TASK TO CARRY OUT:
Scan the listing and work out how many lines contain the word "medium". Nothing but the number should be given.

(Dataset entries)
..............................
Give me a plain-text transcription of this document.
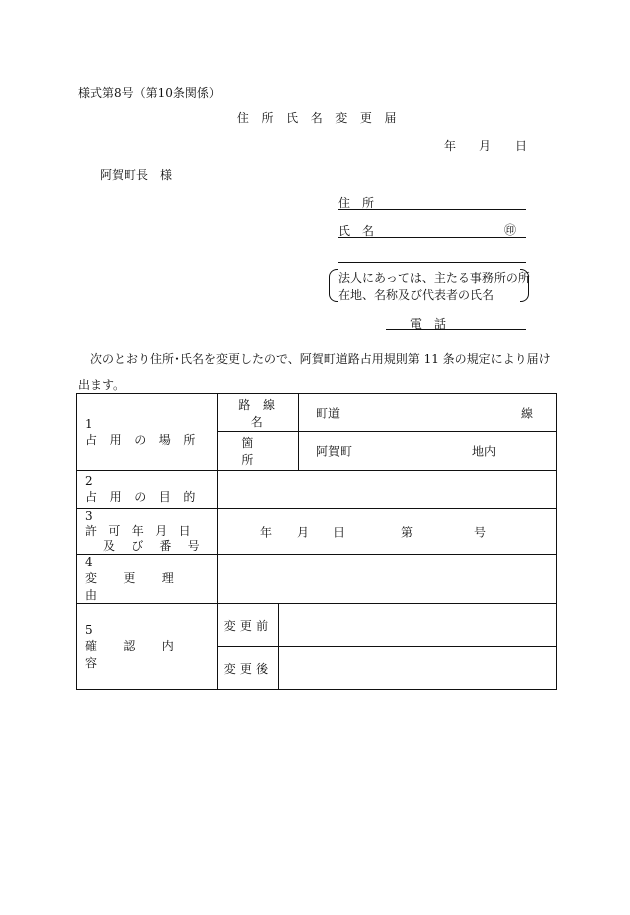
様式第8号（第10条関係）
住所氏名変更届
年 月 日
阿賀町長　様
住　所
氏　名	㊞
法人にあっては、主たる事務所の所
在地、名称及び代表者の氏名
電　話
次のとおり住所･氏名を変更したので、阿賀町道路占用規則第 11 条の規定により届け出ます。
1占用の場所	路線名		町道 線

	箇所		阿賀町 地内

2占用の目的			

3許可年月日
及び番号	年 月 日 第 号		

4変更理由			
5確認内容	変更前		
	変更後		
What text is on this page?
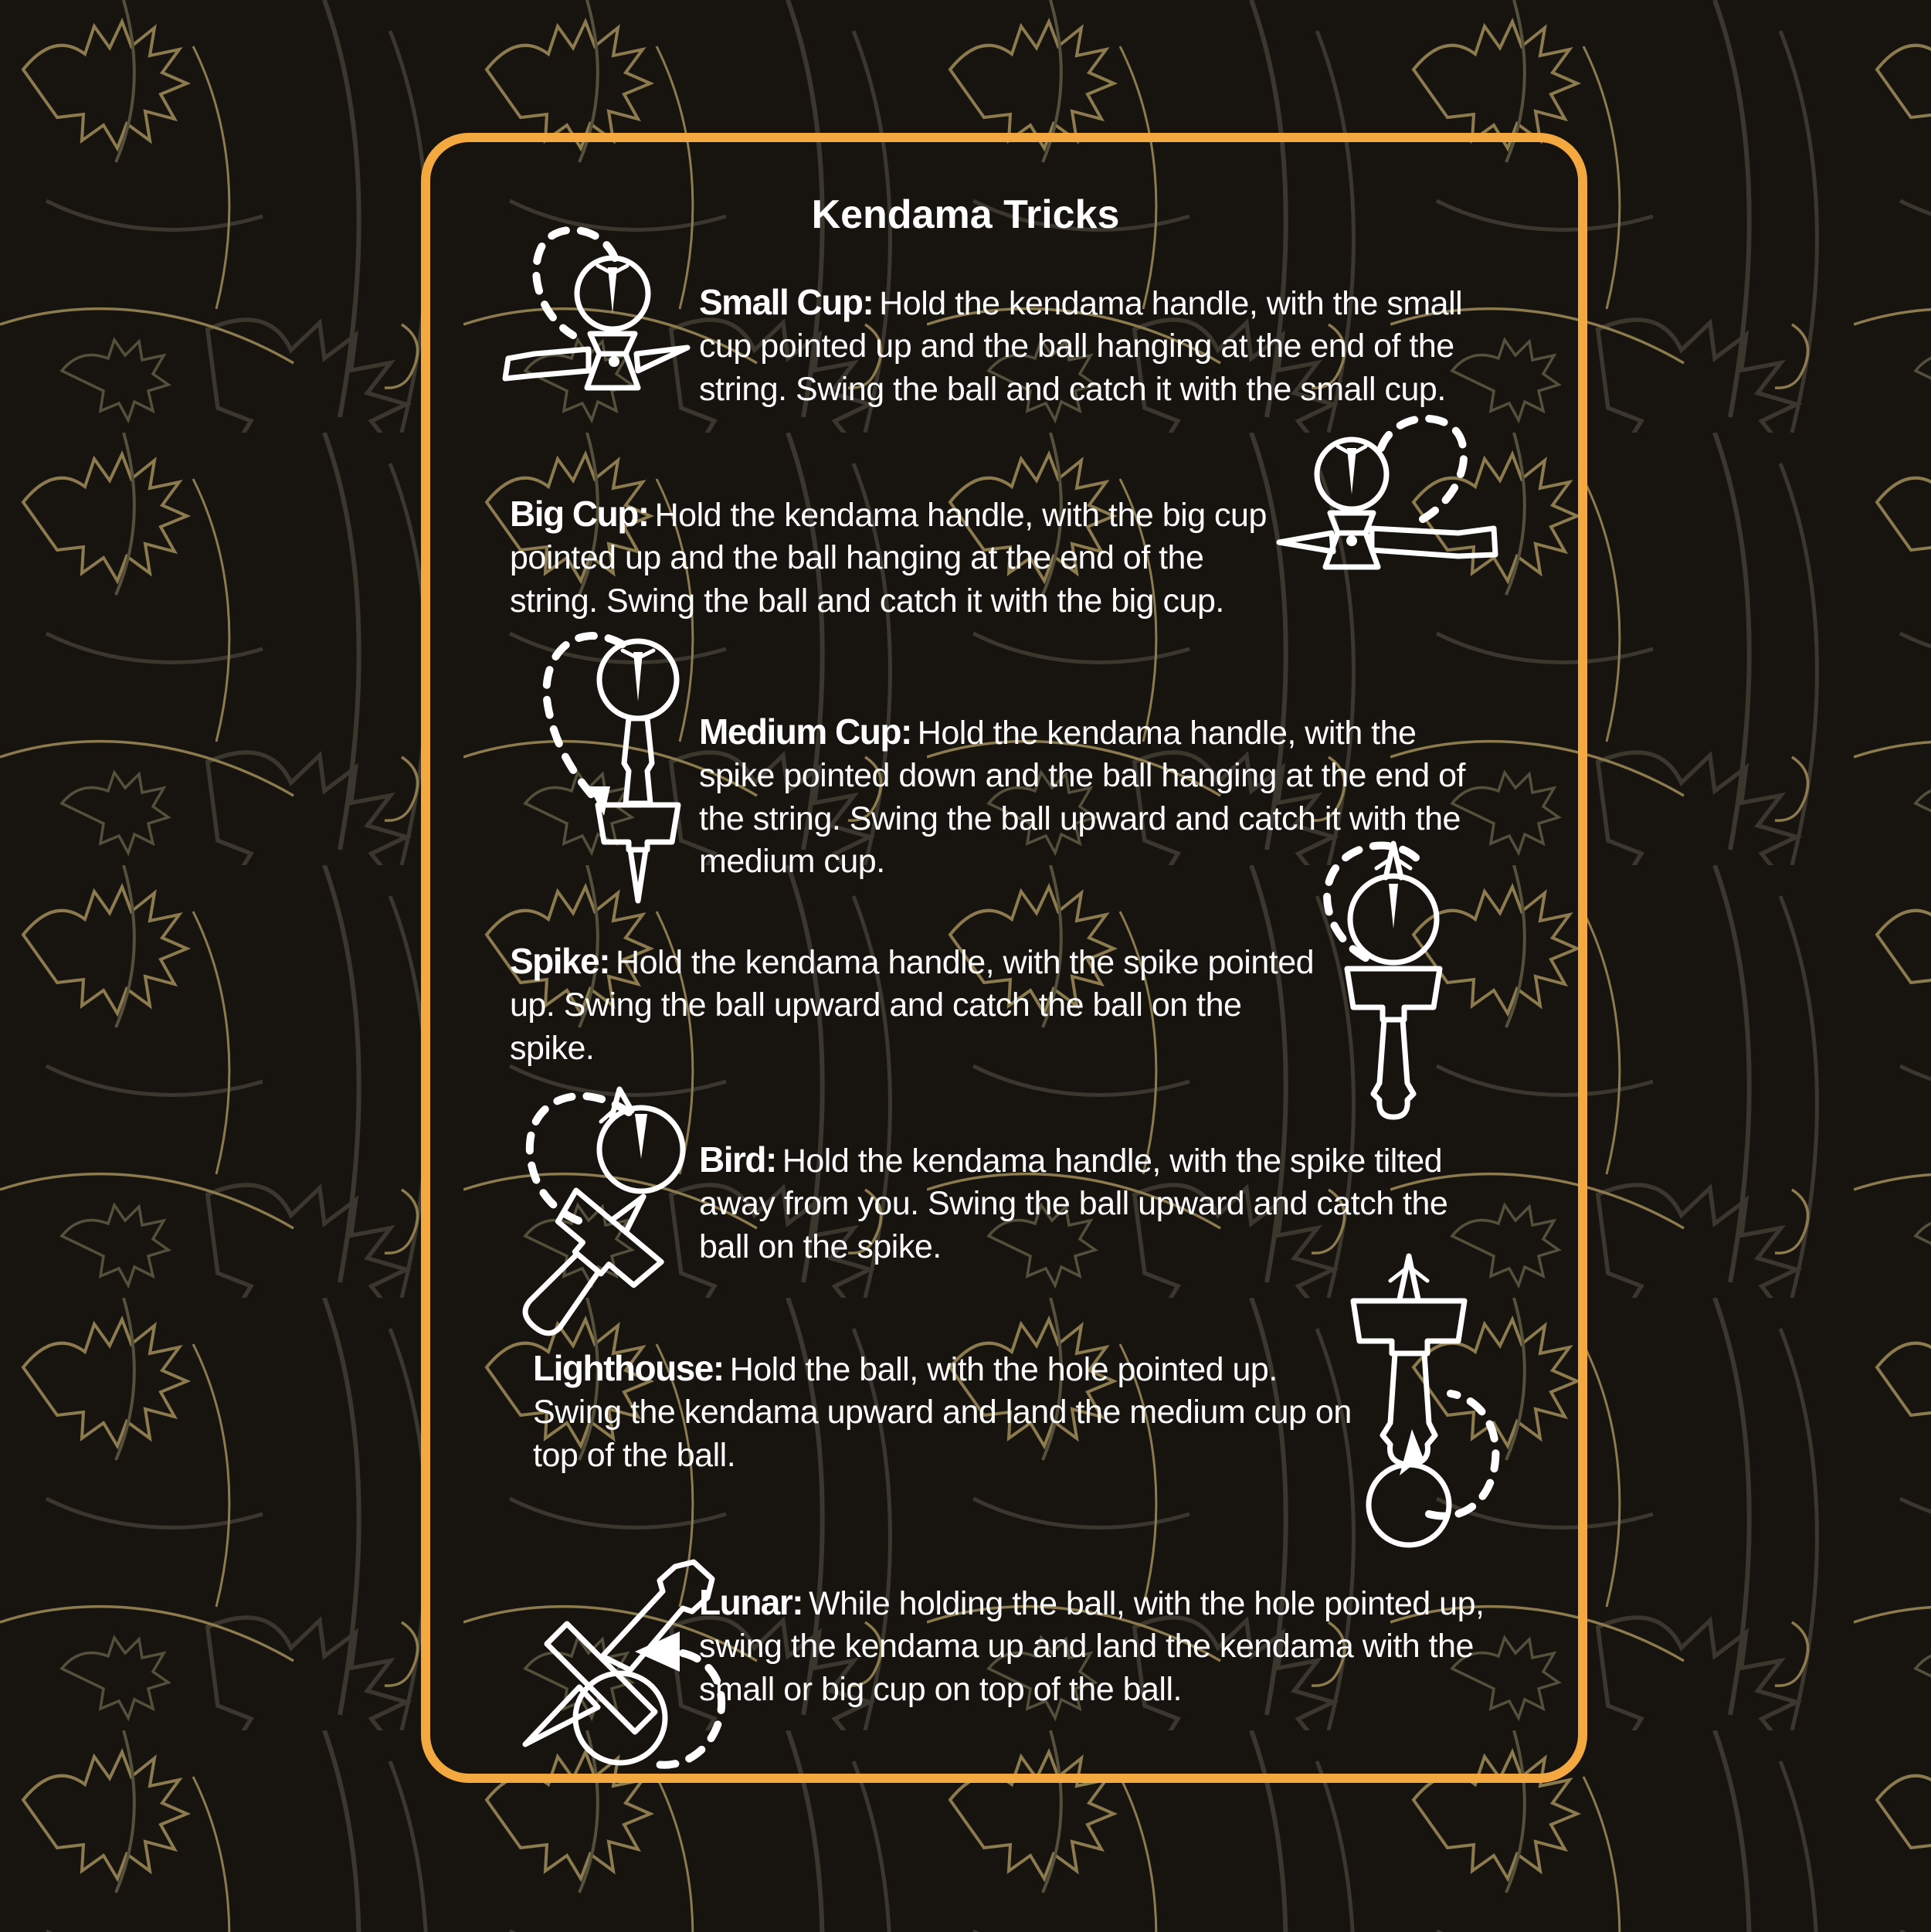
Kendama Tricks

Small Cup: Hold the kendama handle, with the small cup pointed up and the ball hanging at the end of the string. Swing the ball and catch it with the small cup.

Big Cup: Hold the kendama handle, with the big cup pointed up and the ball hanging at the end of the string. Swing the ball and catch it with the big cup.

Medium Cup: Hold the kendama handle, with the spike pointed down and the ball hanging at the end of the string. Swing the ball upward and catch it with the medium cup.

Spike: Hold the kendama handle, with the spike pointed up. Swing the ball upward and catch the ball on the spike.

Bird: Hold the kendama handle, with the spike tilted away from you. Swing the ball upward and catch the ball on the spike.

Lighthouse: Hold the ball, with the hole pointed up. Swing the kendama upward and land the medium cup on top of the ball.

Lunar: While holding the ball, with the hole pointed up, swing the kendama up and land the kendama with the small or big cup on top of the ball.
..............................
EXERCISE RESPONSE:
2